DO THIS:
Look for the word "نظام" in the entries below, then copy every line that has it.

______

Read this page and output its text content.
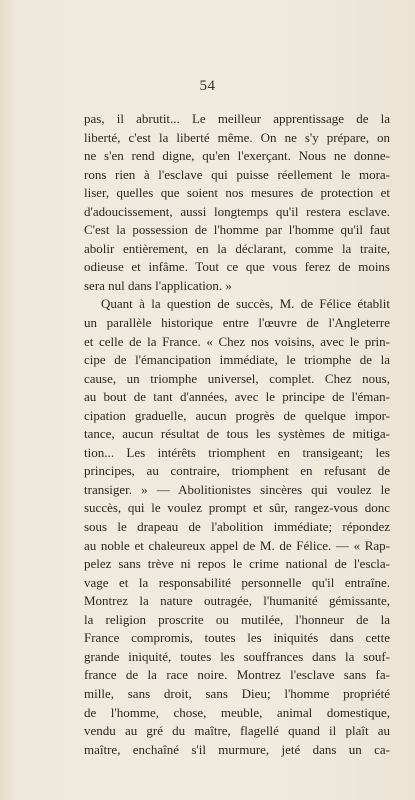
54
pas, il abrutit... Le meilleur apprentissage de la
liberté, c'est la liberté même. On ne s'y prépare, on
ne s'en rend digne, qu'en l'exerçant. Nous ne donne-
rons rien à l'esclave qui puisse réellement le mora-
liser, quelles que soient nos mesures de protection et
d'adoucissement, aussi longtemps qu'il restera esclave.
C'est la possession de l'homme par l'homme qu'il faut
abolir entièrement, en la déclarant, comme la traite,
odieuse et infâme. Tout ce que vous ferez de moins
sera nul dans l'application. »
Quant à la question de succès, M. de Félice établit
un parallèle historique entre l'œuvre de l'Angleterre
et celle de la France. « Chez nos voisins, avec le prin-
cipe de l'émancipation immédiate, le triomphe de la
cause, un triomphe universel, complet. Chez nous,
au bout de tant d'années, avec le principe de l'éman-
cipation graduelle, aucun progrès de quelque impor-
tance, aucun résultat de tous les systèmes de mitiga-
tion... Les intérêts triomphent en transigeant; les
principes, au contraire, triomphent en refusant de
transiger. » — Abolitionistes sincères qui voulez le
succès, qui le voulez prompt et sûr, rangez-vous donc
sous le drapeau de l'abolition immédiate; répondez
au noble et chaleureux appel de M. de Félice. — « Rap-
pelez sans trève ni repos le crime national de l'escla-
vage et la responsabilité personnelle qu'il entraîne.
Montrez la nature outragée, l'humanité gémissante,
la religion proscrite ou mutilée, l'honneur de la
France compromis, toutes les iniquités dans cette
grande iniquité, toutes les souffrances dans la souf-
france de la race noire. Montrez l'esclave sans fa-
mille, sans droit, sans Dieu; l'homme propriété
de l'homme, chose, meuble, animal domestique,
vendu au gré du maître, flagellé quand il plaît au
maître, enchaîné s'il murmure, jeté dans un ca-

______

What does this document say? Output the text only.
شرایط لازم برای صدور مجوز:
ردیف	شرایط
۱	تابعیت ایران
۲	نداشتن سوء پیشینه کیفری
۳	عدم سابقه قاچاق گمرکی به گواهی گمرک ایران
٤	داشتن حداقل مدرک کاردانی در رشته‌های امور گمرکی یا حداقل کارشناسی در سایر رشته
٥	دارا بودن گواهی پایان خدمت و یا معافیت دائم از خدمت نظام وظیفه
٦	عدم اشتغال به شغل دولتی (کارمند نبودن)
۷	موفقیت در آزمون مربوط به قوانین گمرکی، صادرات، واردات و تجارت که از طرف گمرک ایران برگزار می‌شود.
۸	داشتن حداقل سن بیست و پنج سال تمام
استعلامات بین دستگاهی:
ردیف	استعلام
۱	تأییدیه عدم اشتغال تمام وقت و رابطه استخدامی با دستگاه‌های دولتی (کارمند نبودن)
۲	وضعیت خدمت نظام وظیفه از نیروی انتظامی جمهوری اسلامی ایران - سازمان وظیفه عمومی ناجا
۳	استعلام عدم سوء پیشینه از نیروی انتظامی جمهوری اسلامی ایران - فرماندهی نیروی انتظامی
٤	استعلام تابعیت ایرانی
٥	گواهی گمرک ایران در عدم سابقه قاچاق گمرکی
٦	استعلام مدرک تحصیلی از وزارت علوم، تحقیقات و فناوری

______

FINISHED TASK:
٥	دارا بودن گواهی پایان خدمت و یا معافیت دائم از خدمت نظام وظیفه
۲	وضعیت خدمت نظام وظیفه از نیروی انتظامی جمهوری اسلامی ایران - سازمان وظیفه عمومی ناجا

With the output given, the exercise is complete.